Figure record listings
※
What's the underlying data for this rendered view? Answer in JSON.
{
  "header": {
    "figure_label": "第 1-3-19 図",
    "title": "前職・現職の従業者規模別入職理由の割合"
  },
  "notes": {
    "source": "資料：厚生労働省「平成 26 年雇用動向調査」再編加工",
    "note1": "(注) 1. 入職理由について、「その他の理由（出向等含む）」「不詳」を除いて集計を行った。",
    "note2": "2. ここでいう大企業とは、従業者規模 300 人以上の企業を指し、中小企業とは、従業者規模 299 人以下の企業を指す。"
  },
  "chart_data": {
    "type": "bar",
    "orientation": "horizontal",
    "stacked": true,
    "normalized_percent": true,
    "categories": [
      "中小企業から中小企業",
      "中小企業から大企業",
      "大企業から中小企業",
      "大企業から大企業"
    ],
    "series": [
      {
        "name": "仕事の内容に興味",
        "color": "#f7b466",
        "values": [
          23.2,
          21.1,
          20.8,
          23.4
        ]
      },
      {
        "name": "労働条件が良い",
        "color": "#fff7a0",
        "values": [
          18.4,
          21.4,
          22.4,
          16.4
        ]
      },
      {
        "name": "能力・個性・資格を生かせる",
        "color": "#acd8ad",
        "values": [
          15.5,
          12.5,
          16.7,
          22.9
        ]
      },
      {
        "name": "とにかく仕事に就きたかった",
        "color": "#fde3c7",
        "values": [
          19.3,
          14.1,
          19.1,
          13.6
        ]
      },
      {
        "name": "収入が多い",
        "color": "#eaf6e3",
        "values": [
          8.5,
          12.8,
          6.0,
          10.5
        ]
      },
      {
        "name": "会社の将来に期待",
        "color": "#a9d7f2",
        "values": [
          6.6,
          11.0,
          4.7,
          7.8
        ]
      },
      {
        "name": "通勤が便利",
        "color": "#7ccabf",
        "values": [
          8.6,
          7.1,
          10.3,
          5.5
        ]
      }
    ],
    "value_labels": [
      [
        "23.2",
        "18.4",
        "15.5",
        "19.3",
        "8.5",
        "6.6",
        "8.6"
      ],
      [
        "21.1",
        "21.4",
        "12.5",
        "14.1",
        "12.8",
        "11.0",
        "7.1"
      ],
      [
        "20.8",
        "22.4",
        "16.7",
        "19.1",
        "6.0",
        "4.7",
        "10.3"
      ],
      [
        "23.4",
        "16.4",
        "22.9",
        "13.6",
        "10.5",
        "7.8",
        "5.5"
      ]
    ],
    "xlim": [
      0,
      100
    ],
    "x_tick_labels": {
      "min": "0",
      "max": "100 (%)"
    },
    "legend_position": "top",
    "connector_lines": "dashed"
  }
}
※
▶ What is asked:
Your task is to reproduce all of the records exactly.

▶ Solution:
What's the underlying data for this rendered view? Answer in JSON.
{
  "header": {
    "figure_label": "第 1-3-19 図",
    "title": "前職・現職の従業者規模別入職理由の割合"
  },
  "notes": {
    "source": "資料：厚生労働省「平成 26 年雇用動向調査」再編加工",
    "note1": "(注) 1. 入職理由について、「その他の理由（出向等含む）」「不詳」を除いて集計を行った。",
    "note2": "2. ここでいう大企業とは、従業者規模 300 人以上の企業を指し、中小企業とは、従業者規模 299 人以下の企業を指す。"
  },
  "chart_data": {
    "type": "bar",
    "orientation": "horizontal",
    "stacked": true,
    "normalized_percent": true,
    "categories": [
      "中小企業から中小企業",
      "中小企業から大企業",
      "大企業から中小企業",
      "大企業から大企業"
    ],
    "series": [
      {
        "name": "仕事の内容に興味",
        "color": "#f7b466",
        "values": [
          23.2,
          21.1,
          20.8,
          23.4
        ]
      },
      {
        "name": "労働条件が良い",
        "color": "#fff7a0",
        "values": [
          18.4,
          21.4,
          22.4,
          16.4
        ]
      },
      {
        "name": "能力・個性・資格を生かせる",
        "color": "#acd8ad",
        "values": [
          15.5,
          12.5,
          16.7,
          22.9
        ]
      },
      {
        "name": "とにかく仕事に就きたかった",
        "color": "#fde3c7",
        "values": [
          19.3,
          14.1,
          19.1,
          13.6
        ]
      },
      {
        "name": "収入が多い",
        "color": "#eaf6e3",
        "values": [
          8.5,
          12.8,
          6.0,
          10.5
        ]
      },
      {
        "name": "会社の将来に期待",
        "color": "#a9d7f2",
        "values": [
          6.6,
          11.0,
          4.7,
          7.8
        ]
      },
      {
        "name": "通勤が便利",
        "color": "#7ccabf",
        "values": [
          8.6,
          7.1,
          10.3,
          5.5
        ]
      }
    ],
    "value_labels": [
      [
        "23.2",
        "18.4",
        "15.5",
        "19.3",
        "8.5",
        "6.6",
        "8.6"
      ],
      [
        "21.1",
        "21.4",
        "12.5",
        "14.1",
        "12.8",
        "11.0",
        "7.1"
      ],
      [
        "20.8",
        "22.4",
        "16.7",
        "19.1",
        "6.0",
        "4.7",
        "10.3"
      ],
      [
        "23.4",
        "16.4",
        "22.9",
        "13.6",
        "10.5",
        "7.8",
        "5.5"
      ]
    ],
    "xlim": [
      0,
      100
    ],
    "x_tick_labels": {
      "min": "0",
      "max": "100 (%)"
    },
    "legend_position": "top",
    "connector_lines": "dashed"
  }
}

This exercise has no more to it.